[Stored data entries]
────
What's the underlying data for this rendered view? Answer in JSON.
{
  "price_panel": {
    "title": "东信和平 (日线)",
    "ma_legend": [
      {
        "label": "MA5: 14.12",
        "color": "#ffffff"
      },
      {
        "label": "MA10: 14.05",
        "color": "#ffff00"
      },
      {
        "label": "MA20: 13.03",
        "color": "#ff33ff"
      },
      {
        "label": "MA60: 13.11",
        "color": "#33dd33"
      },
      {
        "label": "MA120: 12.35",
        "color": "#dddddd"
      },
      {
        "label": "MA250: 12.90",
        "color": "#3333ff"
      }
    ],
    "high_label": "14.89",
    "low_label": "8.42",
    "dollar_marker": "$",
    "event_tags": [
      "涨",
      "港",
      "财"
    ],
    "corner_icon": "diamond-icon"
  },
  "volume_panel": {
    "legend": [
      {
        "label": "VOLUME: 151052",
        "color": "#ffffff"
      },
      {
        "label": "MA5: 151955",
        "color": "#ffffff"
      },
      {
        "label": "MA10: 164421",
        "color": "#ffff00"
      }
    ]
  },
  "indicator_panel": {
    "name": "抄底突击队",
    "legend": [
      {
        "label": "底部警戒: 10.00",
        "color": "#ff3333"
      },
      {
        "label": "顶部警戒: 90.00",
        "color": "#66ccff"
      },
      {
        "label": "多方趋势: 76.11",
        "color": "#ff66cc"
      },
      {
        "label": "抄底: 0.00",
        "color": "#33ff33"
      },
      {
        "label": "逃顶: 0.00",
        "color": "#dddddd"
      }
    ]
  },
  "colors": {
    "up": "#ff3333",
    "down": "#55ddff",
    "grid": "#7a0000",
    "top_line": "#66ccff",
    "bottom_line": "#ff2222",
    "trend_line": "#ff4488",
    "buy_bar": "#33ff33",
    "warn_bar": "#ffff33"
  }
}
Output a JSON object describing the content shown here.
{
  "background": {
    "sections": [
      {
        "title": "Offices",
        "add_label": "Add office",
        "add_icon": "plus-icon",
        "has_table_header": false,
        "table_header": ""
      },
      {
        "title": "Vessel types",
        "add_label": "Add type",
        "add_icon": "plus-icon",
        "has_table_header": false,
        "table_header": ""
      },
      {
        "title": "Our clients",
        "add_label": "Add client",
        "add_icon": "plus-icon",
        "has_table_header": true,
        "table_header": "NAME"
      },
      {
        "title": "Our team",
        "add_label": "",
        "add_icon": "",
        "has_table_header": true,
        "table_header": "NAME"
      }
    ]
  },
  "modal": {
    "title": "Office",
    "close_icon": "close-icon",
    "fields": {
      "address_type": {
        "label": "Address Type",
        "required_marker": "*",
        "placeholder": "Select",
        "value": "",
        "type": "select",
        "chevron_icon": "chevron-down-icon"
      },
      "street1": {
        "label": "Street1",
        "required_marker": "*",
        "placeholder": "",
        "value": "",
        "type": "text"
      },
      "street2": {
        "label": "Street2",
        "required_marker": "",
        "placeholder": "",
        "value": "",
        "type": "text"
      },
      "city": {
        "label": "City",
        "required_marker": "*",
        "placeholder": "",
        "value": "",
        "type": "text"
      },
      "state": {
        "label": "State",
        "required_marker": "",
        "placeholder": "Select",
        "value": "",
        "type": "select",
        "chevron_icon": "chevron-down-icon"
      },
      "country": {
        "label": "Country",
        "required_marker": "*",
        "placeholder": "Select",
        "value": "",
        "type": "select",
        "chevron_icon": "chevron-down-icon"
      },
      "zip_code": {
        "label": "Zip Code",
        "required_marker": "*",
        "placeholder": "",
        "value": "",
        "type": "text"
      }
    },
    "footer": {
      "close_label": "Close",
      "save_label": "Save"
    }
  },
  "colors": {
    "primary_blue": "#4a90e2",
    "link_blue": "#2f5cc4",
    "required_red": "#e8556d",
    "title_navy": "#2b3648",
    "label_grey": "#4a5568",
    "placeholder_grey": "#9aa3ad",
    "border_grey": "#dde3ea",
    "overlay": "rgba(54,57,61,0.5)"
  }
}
────
- _OBJECTIVE_
Take every line from the data above that holds "JSON" and copy it out.

- _ANSWER TO THIS PROBLEM_
What's the underlying data for this rendered view? Answer in JSON.
Output a JSON object describing the content shown here.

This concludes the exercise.